[Excerpts from a figure dataset]
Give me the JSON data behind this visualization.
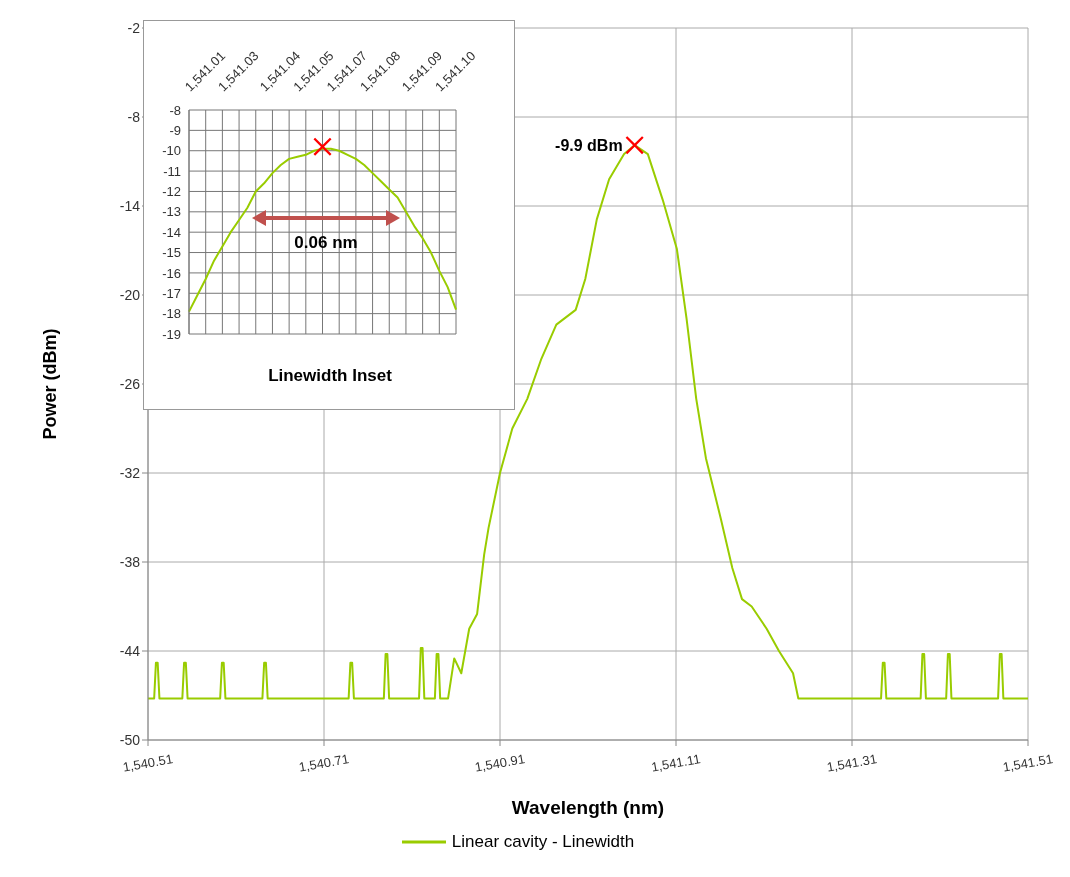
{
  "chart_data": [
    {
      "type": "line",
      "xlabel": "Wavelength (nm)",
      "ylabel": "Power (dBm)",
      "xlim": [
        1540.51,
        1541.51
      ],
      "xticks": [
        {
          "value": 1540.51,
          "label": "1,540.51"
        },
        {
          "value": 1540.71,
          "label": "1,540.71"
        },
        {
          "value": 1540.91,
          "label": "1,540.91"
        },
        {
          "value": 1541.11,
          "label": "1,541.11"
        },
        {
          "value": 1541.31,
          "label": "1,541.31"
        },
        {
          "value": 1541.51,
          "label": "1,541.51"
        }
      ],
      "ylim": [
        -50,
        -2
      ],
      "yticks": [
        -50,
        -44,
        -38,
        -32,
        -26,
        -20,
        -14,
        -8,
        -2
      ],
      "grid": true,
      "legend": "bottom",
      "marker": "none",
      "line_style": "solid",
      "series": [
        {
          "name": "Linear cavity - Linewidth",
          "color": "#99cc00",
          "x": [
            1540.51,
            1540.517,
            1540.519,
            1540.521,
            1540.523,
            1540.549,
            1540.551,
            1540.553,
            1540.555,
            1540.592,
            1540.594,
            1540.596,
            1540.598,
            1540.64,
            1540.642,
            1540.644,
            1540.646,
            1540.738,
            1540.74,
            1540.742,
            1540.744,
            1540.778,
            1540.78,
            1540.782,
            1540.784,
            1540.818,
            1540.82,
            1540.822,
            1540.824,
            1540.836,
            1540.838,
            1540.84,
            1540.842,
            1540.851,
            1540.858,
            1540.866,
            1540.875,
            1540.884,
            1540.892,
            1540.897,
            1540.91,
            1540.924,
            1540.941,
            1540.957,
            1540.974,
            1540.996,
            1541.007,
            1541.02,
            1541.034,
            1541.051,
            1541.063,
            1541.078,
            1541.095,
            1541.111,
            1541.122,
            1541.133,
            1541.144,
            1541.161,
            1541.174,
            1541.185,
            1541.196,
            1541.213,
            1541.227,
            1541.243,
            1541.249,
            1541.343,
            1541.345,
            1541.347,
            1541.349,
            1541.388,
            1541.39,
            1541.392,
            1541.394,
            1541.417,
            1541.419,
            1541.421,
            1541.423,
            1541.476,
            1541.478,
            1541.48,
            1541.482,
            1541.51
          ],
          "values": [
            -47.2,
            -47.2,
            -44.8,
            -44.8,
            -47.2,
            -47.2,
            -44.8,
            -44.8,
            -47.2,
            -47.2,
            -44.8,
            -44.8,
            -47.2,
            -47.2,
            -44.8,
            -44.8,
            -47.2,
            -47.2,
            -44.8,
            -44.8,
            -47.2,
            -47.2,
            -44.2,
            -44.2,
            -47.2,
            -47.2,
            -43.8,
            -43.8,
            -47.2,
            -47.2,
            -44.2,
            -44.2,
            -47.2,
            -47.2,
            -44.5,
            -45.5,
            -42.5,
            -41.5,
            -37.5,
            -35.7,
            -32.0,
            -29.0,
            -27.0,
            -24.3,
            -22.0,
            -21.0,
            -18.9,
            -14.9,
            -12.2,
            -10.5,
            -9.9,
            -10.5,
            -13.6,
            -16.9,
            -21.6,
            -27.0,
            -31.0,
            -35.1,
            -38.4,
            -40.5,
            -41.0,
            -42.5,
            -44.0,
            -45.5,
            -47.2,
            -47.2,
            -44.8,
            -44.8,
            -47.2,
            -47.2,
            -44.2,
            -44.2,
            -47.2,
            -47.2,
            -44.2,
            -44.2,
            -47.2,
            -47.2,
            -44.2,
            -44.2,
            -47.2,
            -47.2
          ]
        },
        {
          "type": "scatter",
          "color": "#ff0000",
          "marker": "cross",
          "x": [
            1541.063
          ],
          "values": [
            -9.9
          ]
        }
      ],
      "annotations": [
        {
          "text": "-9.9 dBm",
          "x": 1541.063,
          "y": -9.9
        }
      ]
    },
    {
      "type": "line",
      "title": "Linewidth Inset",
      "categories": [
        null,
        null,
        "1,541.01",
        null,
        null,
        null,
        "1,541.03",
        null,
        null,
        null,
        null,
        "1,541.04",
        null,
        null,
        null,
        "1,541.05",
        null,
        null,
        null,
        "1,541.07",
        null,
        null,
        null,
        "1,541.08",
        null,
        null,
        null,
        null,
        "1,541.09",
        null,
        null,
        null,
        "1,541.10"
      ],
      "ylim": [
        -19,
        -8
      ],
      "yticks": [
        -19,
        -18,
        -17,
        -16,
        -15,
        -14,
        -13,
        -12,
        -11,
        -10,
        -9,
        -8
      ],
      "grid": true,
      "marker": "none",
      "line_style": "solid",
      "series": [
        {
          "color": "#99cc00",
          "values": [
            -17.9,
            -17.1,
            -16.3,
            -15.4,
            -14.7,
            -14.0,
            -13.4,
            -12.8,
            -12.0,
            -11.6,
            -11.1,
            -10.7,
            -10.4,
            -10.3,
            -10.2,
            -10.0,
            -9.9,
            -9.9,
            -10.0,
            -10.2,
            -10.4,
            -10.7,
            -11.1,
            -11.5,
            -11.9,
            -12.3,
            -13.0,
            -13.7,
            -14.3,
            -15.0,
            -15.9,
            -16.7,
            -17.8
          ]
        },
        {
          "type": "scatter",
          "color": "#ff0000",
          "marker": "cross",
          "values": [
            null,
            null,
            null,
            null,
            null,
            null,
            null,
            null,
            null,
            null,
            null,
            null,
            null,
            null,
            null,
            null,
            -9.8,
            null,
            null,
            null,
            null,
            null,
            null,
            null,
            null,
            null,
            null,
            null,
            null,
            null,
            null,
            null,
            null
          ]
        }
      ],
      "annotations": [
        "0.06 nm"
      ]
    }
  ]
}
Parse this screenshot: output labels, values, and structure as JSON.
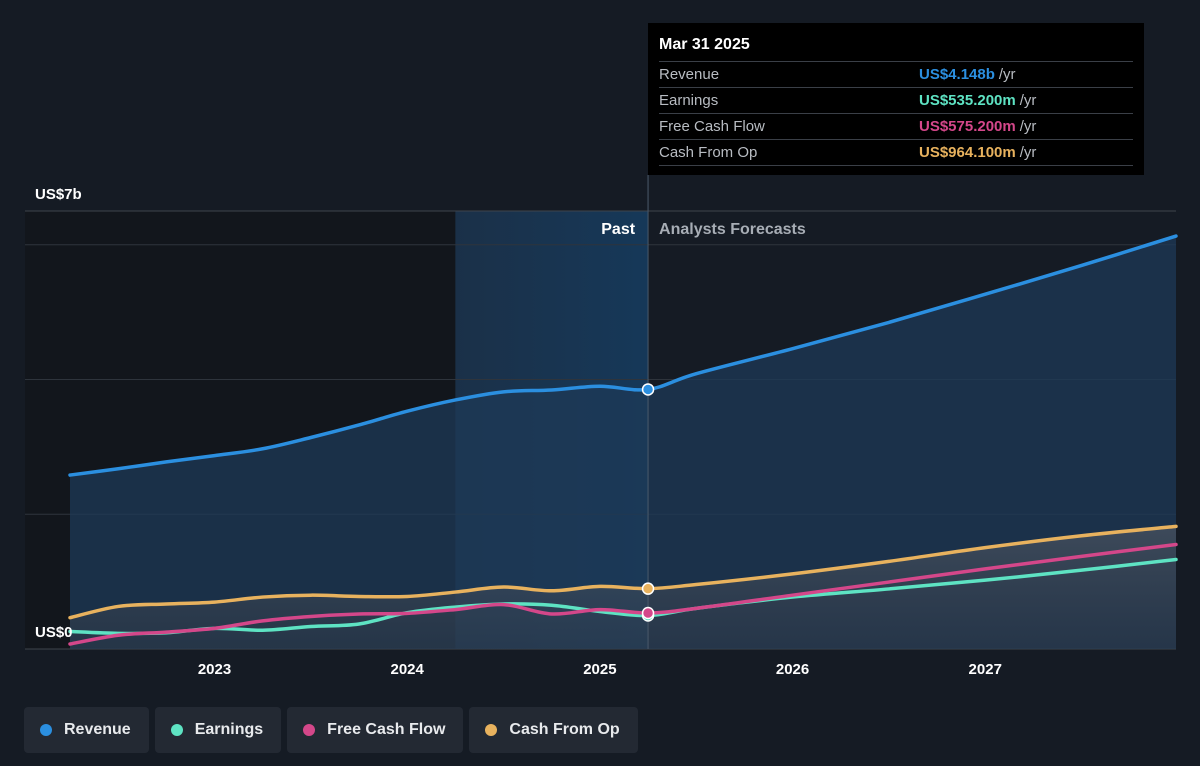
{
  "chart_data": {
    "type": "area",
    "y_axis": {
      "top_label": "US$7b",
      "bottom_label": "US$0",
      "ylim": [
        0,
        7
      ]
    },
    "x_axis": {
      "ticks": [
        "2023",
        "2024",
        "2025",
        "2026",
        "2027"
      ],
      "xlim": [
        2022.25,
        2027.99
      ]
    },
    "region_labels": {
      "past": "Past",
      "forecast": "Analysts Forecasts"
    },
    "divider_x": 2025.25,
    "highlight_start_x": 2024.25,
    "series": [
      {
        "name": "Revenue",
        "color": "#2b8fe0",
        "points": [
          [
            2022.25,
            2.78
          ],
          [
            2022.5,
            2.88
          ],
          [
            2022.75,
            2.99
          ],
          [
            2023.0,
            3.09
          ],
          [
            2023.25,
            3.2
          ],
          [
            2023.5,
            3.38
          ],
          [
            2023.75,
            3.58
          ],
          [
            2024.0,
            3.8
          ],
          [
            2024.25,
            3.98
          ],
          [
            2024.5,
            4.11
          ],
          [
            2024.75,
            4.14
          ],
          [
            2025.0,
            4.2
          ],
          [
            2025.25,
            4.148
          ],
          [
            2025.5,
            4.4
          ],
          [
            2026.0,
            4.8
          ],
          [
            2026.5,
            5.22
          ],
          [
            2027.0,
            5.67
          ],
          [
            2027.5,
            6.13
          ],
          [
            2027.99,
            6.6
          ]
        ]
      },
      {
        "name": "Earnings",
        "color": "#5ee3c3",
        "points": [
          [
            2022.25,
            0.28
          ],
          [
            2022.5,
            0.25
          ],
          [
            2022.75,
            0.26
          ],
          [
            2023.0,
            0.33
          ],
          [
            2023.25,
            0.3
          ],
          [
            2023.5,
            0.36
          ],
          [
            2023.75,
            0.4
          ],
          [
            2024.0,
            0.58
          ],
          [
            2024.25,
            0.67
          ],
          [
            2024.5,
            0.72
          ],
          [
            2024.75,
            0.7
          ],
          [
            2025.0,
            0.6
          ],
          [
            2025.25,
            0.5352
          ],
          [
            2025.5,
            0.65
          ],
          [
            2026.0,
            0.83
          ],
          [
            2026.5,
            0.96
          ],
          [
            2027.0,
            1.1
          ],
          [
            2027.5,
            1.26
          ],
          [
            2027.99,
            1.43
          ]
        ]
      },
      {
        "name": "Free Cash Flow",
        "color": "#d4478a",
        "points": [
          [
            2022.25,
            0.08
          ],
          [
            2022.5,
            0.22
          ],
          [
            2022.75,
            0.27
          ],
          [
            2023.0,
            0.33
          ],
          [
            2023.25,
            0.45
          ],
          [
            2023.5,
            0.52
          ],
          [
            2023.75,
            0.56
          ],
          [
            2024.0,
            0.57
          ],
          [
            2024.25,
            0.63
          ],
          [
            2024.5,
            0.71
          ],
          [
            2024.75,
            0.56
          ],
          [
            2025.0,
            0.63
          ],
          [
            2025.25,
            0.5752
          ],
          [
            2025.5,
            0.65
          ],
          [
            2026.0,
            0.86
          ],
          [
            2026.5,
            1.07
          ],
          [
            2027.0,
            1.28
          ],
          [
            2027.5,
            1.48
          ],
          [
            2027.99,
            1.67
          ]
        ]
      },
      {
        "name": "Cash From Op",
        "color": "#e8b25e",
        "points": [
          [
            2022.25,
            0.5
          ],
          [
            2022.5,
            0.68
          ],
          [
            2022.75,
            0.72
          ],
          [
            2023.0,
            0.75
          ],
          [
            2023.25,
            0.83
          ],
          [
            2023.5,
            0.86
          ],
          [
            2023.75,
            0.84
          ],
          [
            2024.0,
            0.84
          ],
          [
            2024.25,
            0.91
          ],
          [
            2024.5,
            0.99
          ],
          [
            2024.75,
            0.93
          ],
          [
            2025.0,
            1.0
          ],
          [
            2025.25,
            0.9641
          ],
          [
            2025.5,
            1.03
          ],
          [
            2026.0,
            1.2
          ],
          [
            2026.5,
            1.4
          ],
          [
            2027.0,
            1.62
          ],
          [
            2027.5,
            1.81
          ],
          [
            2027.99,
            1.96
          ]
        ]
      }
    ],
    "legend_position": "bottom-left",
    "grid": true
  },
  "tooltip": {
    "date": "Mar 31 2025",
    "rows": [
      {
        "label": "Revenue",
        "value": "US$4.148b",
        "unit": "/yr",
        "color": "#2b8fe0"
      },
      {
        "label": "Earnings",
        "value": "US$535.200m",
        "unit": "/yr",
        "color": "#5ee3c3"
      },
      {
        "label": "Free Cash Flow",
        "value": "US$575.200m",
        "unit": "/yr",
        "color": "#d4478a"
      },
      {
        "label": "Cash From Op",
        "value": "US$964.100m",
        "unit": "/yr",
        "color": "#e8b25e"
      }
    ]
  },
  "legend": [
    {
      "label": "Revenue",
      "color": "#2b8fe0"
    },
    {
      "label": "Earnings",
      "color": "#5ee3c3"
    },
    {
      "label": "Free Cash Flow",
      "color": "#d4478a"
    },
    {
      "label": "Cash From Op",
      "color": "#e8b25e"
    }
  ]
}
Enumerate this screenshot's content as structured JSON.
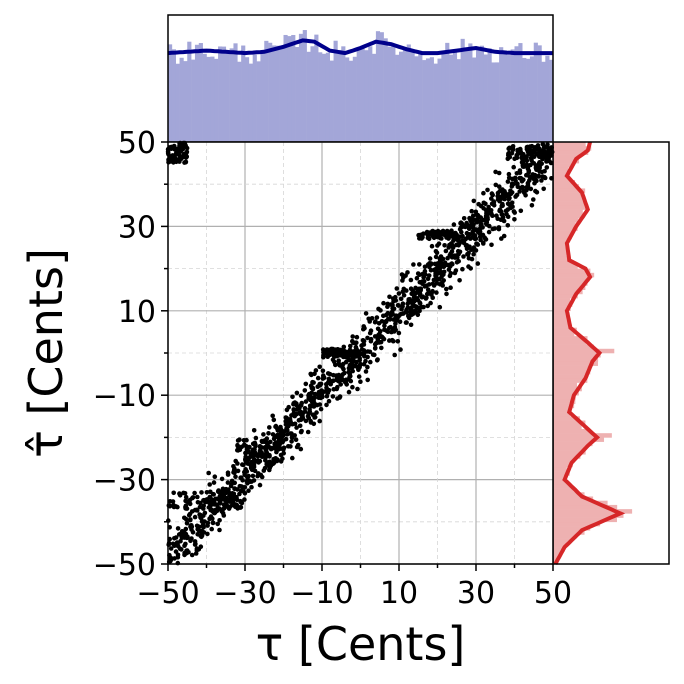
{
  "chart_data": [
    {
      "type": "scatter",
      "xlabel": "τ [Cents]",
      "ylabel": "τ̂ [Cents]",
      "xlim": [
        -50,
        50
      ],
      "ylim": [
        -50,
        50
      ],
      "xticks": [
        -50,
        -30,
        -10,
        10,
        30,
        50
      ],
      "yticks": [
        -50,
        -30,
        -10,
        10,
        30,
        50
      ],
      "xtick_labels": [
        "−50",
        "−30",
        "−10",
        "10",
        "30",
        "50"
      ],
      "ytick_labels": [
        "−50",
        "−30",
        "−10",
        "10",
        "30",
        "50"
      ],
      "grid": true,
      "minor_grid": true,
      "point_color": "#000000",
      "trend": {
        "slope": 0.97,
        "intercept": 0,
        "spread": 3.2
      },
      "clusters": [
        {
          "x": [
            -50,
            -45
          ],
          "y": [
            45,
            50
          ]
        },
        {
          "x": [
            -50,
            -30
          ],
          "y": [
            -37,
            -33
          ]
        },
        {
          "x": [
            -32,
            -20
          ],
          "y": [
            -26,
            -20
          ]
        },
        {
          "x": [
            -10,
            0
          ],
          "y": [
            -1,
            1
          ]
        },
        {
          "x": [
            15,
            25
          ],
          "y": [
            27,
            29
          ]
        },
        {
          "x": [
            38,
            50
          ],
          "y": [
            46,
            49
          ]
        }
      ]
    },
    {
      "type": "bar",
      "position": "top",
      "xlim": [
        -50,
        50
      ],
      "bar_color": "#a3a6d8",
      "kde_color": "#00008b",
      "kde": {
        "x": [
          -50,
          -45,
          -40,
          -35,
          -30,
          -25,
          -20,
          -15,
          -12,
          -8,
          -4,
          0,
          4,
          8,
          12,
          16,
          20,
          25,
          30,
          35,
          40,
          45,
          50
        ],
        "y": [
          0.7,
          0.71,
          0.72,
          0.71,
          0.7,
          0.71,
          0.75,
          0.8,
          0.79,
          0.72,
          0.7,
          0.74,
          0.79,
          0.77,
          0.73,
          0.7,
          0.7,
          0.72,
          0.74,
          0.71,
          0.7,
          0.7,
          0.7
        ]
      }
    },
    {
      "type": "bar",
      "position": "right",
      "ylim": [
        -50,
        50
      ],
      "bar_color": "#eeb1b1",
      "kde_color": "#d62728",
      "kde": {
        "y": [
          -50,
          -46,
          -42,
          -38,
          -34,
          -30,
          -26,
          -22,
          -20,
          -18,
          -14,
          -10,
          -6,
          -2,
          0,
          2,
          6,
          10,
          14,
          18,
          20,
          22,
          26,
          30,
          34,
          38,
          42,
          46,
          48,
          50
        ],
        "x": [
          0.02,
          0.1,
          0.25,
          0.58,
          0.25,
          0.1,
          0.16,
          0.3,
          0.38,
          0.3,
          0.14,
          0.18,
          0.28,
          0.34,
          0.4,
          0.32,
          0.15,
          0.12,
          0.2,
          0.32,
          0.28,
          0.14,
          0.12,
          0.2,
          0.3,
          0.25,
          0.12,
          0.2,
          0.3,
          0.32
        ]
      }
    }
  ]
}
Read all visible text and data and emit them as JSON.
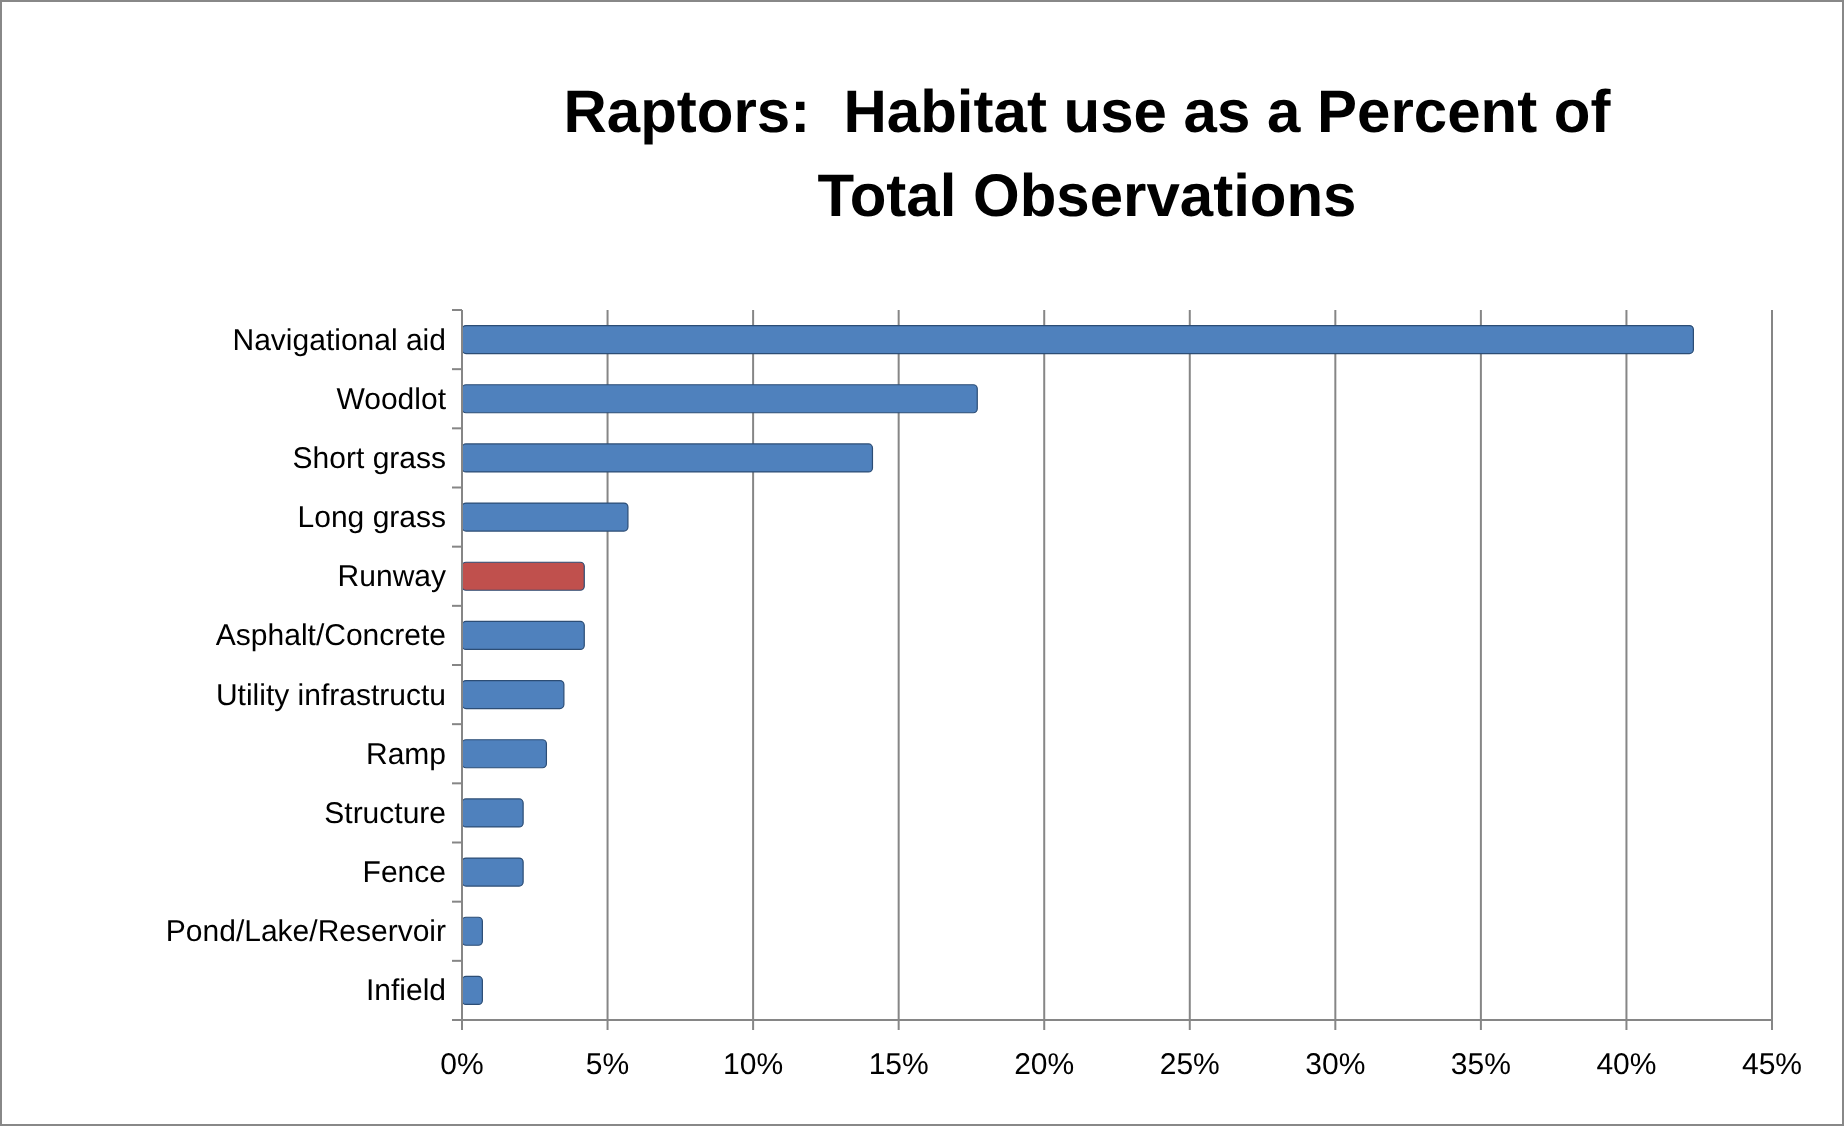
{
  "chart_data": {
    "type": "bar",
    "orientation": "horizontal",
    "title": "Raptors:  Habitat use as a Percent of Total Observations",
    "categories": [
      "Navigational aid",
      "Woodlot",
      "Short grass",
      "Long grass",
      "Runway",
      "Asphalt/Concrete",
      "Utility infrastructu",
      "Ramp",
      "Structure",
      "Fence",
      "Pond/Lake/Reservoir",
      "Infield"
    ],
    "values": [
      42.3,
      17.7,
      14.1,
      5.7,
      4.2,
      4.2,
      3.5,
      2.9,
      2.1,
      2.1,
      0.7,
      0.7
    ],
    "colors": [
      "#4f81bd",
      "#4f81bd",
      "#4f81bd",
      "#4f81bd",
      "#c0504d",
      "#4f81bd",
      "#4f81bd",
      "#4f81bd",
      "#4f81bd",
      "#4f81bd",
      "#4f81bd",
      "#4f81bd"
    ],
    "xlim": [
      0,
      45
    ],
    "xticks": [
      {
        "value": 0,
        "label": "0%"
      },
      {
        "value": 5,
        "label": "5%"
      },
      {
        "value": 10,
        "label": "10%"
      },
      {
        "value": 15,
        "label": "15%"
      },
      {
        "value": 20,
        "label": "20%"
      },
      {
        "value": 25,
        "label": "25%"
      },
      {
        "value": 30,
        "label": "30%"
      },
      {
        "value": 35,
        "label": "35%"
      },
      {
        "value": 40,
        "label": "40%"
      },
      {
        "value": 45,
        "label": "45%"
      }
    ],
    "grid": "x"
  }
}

[Objective]: Give again the lines from the line that contains "Read all visible" through the last line of the material above, exactly and with both ends included. Omit the pictures.

[Output below]:
Read all visible text and data and emit them as JSON.
{
  "chart_data": {
    "type": "bar",
    "orientation": "horizontal",
    "title": "Raptors:  Habitat use as a Percent of Total Observations",
    "categories": [
      "Navigational aid",
      "Woodlot",
      "Short grass",
      "Long grass",
      "Runway",
      "Asphalt/Concrete",
      "Utility infrastructu",
      "Ramp",
      "Structure",
      "Fence",
      "Pond/Lake/Reservoir",
      "Infield"
    ],
    "values": [
      42.3,
      17.7,
      14.1,
      5.7,
      4.2,
      4.2,
      3.5,
      2.9,
      2.1,
      2.1,
      0.7,
      0.7
    ],
    "colors": [
      "#4f81bd",
      "#4f81bd",
      "#4f81bd",
      "#4f81bd",
      "#c0504d",
      "#4f81bd",
      "#4f81bd",
      "#4f81bd",
      "#4f81bd",
      "#4f81bd",
      "#4f81bd",
      "#4f81bd"
    ],
    "xlim": [
      0,
      45
    ],
    "xticks": [
      {
        "value": 0,
        "label": "0%"
      },
      {
        "value": 5,
        "label": "5%"
      },
      {
        "value": 10,
        "label": "10%"
      },
      {
        "value": 15,
        "label": "15%"
      },
      {
        "value": 20,
        "label": "20%"
      },
      {
        "value": 25,
        "label": "25%"
      },
      {
        "value": 30,
        "label": "30%"
      },
      {
        "value": 35,
        "label": "35%"
      },
      {
        "value": 40,
        "label": "40%"
      },
      {
        "value": 45,
        "label": "45%"
      }
    ],
    "grid": "x"
  }
}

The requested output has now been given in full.